JOB = Scan the lines below; pull out those with "Constituent".

PROVIDED RECORDS =
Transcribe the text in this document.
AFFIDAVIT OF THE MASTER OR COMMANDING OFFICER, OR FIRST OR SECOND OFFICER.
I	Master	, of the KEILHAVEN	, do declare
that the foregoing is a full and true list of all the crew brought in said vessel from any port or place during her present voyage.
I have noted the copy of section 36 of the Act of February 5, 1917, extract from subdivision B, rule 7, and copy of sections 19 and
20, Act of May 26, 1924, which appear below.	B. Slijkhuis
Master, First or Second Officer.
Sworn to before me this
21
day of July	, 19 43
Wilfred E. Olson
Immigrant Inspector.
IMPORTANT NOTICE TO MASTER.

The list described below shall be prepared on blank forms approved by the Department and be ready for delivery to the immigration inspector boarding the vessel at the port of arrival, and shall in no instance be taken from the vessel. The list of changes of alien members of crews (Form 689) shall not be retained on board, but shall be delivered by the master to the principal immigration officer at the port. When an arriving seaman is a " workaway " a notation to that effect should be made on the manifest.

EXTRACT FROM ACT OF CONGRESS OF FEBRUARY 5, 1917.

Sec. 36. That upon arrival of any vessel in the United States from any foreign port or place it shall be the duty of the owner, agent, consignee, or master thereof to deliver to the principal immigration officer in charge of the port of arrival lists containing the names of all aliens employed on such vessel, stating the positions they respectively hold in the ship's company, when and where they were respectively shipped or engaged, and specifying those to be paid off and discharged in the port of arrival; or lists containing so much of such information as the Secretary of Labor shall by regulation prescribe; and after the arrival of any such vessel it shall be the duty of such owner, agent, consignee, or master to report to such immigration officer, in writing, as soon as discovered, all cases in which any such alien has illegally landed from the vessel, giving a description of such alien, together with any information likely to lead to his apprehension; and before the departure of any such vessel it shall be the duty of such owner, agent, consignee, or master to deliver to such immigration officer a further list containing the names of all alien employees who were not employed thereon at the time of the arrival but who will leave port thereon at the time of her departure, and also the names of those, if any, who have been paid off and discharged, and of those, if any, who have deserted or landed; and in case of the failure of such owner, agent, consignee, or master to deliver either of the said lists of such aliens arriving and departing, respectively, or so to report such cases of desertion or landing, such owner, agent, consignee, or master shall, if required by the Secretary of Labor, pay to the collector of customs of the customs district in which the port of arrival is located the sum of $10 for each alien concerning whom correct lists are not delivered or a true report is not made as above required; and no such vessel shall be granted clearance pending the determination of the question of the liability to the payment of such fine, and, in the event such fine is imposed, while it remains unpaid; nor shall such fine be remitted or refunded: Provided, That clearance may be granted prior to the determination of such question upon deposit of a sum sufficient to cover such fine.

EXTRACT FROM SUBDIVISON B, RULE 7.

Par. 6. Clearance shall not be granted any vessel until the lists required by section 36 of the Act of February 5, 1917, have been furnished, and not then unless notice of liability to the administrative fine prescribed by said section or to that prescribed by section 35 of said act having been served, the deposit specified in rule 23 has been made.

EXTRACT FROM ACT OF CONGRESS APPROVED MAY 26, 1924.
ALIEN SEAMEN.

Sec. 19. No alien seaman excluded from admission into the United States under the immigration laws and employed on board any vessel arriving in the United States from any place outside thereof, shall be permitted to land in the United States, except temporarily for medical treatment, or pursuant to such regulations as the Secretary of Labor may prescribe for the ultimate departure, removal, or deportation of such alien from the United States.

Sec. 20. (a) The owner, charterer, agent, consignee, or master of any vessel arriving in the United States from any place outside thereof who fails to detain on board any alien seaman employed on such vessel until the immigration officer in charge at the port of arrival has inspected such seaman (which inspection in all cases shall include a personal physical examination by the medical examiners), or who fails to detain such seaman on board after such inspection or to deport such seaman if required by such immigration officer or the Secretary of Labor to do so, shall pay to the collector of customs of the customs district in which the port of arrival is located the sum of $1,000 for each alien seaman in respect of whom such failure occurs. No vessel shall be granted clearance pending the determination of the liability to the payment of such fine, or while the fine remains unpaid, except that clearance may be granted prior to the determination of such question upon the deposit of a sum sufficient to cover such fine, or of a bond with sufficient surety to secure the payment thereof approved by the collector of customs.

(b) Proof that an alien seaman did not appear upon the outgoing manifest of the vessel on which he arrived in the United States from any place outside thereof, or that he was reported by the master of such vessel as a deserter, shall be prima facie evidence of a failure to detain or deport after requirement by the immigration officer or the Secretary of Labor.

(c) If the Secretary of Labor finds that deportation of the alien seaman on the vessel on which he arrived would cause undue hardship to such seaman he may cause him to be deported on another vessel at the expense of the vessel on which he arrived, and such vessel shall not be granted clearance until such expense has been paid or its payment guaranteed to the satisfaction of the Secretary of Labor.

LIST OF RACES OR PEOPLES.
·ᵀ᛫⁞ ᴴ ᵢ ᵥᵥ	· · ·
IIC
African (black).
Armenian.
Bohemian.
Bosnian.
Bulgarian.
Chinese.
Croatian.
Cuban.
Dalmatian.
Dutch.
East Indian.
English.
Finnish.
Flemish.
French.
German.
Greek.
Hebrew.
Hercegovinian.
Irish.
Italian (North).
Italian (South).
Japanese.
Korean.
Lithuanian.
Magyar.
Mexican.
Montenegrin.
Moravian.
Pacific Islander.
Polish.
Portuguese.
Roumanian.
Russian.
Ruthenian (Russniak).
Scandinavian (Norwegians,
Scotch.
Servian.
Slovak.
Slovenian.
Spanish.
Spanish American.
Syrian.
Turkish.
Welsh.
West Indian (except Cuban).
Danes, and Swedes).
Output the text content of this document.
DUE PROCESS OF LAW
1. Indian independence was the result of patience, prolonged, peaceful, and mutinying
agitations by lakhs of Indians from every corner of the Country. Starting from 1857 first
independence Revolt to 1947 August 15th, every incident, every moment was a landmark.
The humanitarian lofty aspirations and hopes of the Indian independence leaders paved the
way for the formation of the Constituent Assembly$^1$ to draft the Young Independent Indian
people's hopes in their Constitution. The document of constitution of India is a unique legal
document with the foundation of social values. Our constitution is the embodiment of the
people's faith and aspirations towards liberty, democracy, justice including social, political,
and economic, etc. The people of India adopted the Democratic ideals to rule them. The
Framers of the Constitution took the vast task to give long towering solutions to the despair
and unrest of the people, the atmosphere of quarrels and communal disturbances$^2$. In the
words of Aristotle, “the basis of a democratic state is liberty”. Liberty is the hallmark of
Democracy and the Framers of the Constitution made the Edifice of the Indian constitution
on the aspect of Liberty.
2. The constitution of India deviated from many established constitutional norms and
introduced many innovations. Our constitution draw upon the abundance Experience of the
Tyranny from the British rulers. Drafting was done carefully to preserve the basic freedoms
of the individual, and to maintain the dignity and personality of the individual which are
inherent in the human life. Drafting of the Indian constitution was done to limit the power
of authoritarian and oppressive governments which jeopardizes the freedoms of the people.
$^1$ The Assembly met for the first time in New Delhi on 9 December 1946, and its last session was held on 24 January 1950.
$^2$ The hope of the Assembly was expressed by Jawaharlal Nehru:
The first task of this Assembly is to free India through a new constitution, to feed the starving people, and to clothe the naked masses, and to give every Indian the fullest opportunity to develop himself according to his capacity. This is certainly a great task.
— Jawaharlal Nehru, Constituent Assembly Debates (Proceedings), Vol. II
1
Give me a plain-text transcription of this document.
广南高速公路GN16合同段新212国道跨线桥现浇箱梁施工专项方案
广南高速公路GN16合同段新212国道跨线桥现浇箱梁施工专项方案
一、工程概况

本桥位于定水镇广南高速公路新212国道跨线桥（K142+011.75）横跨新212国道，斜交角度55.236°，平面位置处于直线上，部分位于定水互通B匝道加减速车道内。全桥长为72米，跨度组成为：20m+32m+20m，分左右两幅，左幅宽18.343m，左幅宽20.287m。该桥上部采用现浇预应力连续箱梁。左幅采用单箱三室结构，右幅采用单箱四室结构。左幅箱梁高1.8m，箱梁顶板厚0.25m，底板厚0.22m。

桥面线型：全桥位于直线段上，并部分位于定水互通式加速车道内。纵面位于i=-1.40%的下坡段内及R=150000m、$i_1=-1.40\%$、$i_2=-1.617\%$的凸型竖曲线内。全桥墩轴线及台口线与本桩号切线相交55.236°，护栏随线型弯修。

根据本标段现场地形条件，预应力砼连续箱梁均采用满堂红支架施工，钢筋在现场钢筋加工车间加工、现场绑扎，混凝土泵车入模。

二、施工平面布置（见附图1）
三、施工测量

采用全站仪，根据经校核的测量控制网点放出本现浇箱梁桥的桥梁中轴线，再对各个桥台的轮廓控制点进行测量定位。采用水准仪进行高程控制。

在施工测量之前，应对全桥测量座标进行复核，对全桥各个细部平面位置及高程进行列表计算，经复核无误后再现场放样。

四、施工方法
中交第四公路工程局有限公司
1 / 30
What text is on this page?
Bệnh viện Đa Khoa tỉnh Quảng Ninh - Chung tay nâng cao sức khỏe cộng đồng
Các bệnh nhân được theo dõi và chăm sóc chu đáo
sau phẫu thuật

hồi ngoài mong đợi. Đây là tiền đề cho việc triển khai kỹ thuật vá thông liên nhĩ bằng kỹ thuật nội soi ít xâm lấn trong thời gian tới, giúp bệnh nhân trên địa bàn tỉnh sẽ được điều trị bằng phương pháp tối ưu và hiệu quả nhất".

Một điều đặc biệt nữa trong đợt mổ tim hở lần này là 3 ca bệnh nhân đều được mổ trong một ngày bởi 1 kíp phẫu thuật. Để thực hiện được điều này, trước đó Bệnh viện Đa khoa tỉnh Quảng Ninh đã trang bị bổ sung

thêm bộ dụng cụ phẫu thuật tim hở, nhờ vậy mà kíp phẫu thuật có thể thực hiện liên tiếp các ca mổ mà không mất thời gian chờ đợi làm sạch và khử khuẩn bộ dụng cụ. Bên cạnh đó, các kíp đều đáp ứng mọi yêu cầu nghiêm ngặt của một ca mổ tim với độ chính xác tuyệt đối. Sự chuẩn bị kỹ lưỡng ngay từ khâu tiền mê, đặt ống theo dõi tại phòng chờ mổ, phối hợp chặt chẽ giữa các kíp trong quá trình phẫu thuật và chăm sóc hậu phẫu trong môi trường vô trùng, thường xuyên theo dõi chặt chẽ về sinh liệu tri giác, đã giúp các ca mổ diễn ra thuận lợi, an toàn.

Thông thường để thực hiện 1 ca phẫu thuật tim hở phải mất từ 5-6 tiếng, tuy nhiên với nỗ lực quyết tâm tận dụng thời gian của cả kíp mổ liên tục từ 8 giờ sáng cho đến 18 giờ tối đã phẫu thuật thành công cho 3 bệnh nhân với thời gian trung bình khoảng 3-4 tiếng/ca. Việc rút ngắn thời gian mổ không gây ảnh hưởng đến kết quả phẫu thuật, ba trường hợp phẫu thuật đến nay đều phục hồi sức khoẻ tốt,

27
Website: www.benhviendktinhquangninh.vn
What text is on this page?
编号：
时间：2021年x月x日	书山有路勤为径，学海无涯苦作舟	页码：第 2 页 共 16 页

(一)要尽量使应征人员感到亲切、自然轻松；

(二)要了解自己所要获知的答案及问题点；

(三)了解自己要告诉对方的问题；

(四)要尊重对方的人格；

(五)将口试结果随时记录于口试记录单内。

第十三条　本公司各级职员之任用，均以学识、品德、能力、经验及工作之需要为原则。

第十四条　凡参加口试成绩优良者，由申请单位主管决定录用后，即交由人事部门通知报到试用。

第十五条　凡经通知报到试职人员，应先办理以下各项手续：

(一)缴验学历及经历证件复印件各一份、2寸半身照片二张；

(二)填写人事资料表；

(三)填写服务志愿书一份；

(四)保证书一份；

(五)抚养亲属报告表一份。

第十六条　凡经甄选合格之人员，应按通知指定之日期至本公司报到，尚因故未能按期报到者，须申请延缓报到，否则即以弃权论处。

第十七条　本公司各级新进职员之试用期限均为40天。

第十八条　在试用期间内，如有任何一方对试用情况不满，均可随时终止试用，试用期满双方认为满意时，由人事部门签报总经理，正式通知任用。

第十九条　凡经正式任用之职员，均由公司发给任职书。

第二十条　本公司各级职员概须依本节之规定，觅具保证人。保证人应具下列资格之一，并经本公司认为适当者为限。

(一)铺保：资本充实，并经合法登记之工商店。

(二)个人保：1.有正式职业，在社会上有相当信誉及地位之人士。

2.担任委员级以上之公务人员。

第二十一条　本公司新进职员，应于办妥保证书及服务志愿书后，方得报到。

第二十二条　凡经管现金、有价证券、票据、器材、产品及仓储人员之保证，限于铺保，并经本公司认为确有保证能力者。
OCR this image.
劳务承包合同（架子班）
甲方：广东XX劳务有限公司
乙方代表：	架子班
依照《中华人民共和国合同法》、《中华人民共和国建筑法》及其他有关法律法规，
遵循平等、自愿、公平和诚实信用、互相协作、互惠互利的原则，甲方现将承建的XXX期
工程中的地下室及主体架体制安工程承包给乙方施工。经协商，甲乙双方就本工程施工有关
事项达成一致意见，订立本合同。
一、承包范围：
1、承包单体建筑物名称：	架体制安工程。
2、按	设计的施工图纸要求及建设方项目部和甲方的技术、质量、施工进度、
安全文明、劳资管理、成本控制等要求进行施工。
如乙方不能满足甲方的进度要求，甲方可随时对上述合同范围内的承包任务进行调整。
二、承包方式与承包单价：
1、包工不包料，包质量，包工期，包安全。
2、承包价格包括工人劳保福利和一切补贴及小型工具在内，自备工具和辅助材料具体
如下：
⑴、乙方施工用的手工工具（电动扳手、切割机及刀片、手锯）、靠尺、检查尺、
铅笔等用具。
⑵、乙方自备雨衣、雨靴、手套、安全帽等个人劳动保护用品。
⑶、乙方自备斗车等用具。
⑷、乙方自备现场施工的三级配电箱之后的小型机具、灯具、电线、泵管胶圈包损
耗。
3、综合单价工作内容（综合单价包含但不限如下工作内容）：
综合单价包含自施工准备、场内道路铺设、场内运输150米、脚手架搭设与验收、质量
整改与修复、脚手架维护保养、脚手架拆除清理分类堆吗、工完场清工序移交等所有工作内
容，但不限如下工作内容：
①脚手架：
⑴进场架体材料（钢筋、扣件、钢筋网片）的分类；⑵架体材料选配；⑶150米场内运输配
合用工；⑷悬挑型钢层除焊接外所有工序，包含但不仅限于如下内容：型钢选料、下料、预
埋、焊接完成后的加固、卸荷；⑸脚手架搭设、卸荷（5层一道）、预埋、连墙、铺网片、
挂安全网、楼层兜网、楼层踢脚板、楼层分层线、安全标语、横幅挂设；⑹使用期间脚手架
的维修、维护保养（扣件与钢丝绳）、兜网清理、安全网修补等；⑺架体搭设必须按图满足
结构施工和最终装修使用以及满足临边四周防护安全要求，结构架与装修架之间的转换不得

RESPONSE TO THE TASK =
way for the formation of the Constituent Assembly$^1$ to draft the Young Independent Indian
— Jawaharlal Nehru, Constituent Assembly Debates (Proceedings), Vol. II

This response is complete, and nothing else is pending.